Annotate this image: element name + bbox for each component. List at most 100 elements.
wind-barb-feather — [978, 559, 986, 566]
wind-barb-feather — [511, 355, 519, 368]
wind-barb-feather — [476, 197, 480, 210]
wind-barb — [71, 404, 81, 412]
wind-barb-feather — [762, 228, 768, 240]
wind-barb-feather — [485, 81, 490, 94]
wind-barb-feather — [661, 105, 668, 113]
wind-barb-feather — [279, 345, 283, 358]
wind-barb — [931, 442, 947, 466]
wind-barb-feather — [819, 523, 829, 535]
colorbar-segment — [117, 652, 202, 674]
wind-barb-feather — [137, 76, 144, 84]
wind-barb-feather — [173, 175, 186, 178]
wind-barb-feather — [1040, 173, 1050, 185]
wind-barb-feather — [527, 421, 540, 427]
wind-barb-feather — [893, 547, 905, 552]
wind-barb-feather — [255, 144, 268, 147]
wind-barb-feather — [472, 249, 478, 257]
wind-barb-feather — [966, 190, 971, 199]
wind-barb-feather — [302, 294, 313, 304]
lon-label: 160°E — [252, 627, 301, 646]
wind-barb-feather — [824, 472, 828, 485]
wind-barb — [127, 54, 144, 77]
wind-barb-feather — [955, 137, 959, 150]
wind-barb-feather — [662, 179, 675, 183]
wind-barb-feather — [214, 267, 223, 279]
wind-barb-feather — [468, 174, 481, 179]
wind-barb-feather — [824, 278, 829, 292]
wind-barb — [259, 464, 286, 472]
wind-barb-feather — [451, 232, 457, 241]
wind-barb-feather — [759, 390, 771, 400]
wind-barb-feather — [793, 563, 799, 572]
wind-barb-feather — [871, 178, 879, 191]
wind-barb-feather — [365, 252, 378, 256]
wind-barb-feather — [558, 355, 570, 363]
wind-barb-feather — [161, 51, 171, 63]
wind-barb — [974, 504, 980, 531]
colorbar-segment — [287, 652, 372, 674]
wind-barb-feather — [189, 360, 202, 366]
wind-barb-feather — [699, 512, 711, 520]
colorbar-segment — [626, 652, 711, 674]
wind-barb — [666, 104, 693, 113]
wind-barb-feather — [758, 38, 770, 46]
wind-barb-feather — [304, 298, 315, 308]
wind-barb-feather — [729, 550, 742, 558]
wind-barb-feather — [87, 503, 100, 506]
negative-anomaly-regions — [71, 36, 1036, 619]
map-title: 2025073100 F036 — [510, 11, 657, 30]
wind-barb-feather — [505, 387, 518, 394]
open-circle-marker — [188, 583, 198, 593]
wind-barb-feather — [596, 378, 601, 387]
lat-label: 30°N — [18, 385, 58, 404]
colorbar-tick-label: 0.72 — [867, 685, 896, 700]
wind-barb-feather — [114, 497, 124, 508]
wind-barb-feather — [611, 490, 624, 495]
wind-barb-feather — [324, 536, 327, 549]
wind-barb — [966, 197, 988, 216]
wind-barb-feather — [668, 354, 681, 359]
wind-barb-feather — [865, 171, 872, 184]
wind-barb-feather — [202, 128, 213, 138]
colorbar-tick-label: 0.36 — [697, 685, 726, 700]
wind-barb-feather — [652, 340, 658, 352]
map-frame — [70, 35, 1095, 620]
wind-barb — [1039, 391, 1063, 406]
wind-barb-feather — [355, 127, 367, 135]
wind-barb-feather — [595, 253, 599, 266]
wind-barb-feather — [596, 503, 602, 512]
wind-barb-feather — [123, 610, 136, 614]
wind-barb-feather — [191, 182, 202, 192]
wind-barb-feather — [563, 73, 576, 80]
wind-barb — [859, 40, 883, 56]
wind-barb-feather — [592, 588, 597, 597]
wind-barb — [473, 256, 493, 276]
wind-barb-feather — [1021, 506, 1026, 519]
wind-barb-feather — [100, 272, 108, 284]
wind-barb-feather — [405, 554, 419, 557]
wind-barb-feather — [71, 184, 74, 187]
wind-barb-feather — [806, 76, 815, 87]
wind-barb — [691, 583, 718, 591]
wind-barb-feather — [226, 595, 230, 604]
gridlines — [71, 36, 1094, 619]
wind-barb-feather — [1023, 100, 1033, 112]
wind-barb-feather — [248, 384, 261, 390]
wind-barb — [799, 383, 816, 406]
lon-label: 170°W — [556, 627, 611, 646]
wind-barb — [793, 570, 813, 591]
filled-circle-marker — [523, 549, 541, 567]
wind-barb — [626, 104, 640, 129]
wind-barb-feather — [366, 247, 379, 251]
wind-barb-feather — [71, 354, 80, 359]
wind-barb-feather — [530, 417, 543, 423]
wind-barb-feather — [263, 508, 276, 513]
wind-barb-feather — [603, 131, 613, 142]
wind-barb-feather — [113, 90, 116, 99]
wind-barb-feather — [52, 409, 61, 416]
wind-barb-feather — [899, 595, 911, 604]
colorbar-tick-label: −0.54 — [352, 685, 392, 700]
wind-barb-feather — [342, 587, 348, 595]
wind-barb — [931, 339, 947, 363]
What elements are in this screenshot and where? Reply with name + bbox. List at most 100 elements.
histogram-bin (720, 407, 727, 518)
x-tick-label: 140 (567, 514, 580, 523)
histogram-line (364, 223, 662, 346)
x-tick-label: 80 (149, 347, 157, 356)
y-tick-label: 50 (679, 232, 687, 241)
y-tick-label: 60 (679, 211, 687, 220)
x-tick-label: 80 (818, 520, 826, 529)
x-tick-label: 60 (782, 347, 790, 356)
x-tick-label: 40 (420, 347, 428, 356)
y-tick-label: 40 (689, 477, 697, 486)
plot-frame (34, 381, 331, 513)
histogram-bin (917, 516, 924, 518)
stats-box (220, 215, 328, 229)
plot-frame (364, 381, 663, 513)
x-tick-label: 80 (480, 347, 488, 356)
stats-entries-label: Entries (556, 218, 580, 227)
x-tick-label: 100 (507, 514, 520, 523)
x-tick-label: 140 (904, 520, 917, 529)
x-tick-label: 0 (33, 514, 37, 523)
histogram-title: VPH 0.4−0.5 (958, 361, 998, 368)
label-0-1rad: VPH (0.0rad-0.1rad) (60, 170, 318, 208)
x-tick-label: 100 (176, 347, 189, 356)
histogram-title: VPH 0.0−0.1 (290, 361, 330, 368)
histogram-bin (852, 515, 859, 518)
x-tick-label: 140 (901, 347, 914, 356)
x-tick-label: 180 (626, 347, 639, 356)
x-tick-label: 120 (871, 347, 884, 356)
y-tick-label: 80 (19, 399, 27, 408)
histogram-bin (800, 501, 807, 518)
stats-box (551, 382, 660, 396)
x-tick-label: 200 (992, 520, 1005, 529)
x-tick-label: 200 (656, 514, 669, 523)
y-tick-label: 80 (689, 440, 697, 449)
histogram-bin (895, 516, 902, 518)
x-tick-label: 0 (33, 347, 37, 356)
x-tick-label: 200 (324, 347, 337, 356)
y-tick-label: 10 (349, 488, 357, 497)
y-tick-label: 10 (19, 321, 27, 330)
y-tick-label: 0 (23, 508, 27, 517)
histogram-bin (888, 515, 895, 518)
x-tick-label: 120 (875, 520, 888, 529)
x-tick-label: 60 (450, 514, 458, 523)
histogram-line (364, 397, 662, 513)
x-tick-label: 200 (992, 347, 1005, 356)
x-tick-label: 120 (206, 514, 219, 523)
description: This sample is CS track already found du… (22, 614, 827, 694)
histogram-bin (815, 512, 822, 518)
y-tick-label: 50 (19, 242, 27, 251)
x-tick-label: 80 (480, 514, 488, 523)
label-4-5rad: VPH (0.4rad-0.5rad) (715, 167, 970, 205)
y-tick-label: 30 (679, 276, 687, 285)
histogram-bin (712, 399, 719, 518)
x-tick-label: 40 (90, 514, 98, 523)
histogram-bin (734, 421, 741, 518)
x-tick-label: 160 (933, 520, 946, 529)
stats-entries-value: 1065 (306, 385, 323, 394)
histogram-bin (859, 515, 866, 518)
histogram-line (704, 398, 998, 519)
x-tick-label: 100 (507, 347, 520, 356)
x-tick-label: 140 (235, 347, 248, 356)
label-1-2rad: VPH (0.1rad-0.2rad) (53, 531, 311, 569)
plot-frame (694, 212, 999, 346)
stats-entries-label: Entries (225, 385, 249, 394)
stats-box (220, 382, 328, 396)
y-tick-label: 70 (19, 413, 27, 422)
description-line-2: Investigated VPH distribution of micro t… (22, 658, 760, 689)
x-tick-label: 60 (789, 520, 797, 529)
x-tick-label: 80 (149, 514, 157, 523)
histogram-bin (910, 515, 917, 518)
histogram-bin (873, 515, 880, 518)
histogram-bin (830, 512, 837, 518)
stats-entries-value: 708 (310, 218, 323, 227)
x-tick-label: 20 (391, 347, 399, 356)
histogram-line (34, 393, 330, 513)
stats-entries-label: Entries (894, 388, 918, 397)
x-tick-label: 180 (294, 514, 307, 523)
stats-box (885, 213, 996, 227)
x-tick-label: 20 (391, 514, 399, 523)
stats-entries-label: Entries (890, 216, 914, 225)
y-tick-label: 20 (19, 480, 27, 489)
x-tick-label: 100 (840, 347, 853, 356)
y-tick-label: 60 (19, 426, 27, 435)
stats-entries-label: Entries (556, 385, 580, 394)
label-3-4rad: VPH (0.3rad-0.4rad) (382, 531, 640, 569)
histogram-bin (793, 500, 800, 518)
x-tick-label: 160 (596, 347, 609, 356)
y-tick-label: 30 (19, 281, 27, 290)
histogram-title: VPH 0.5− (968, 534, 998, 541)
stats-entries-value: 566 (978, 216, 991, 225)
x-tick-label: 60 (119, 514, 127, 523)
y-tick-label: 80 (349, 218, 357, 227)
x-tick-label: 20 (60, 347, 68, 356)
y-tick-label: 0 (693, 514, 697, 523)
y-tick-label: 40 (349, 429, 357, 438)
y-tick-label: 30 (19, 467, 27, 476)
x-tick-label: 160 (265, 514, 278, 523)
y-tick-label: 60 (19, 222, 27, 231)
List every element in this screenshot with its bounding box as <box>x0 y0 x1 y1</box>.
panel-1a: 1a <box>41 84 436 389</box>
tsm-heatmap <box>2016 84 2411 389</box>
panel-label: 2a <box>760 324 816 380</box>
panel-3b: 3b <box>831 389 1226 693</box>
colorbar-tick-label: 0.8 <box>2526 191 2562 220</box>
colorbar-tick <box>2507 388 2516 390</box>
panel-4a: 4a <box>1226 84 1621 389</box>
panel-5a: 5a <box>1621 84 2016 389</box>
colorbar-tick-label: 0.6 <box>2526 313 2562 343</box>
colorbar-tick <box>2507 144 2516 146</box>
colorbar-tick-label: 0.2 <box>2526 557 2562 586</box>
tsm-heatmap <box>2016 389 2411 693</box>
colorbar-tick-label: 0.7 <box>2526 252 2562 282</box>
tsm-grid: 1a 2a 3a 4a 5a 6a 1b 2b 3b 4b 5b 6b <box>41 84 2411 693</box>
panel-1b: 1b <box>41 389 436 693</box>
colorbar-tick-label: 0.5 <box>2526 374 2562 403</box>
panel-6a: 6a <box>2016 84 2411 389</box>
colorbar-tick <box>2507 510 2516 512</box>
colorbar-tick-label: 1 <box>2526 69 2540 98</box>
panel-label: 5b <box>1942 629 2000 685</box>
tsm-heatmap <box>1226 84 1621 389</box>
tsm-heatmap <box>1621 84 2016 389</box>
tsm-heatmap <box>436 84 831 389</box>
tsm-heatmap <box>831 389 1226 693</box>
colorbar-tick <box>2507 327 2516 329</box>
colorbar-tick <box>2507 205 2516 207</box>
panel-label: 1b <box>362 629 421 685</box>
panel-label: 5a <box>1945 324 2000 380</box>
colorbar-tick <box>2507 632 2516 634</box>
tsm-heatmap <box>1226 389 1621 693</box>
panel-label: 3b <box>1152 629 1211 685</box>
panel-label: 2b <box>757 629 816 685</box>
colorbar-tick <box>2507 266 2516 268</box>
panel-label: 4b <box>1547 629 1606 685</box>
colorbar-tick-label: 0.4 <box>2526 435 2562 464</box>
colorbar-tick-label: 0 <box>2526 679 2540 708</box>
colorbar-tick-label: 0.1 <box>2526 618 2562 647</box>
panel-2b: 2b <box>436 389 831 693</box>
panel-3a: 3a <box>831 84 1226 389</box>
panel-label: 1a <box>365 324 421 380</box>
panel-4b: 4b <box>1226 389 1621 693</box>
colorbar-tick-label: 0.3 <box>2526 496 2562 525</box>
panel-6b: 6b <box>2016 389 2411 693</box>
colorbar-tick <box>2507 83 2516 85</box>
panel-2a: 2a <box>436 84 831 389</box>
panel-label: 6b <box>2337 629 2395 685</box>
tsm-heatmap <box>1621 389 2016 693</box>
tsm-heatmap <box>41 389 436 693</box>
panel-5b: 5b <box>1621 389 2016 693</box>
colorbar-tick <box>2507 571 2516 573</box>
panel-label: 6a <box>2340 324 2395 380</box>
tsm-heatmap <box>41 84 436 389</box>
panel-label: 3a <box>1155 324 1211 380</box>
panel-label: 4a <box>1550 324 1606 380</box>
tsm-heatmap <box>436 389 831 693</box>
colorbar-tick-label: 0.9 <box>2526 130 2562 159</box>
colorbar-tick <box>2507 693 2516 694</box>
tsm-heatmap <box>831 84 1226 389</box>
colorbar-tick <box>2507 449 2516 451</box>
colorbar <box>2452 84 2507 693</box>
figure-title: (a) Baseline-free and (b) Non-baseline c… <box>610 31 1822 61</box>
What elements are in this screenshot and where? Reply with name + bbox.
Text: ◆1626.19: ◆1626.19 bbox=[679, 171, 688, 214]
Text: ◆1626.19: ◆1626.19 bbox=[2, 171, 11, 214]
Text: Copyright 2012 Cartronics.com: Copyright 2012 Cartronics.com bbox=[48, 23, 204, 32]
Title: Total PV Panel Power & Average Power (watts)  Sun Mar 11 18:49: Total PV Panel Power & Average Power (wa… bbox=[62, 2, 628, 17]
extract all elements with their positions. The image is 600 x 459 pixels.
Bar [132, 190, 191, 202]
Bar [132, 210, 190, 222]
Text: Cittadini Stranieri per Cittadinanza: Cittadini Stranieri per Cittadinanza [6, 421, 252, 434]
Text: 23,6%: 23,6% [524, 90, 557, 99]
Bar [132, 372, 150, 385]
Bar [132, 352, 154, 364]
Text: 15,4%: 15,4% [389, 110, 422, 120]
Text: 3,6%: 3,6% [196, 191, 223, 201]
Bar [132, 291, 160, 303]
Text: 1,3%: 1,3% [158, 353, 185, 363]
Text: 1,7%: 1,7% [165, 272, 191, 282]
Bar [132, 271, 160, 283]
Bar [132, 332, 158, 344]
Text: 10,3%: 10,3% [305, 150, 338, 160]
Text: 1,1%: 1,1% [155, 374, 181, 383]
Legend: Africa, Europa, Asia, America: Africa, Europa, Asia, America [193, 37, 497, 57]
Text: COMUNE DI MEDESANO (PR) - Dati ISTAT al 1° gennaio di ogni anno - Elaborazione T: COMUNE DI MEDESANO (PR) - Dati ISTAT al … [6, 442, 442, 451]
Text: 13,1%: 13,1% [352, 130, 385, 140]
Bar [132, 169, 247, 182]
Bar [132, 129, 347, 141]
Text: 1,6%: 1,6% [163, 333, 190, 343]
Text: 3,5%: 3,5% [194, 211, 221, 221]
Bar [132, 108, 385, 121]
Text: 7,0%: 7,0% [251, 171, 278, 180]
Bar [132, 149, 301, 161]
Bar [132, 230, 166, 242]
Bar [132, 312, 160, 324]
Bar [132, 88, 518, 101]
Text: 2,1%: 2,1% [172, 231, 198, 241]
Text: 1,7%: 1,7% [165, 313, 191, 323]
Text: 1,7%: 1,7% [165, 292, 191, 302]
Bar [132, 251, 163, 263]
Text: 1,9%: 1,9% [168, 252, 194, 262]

## Goal of the exercise:
Reproduce the material line for line, beginning with its first line and stopping after the line that contains "wind-barb-feather — [173, 175, 186, 178]", and include both of those lines.

## Reply to the task:
Annotate this image: element name + bbox for each component. List at most 100 elements.
wind-barb-feather — [978, 559, 986, 566]
wind-barb-feather — [511, 355, 519, 368]
wind-barb-feather — [476, 197, 480, 210]
wind-barb — [71, 404, 81, 412]
wind-barb-feather — [762, 228, 768, 240]
wind-barb-feather — [485, 81, 490, 94]
wind-barb-feather — [661, 105, 668, 113]
wind-barb-feather — [279, 345, 283, 358]
wind-barb — [931, 442, 947, 466]
wind-barb-feather — [819, 523, 829, 535]
colorbar-segment — [117, 652, 202, 674]
wind-barb-feather — [137, 76, 144, 84]
wind-barb-feather — [173, 175, 186, 178]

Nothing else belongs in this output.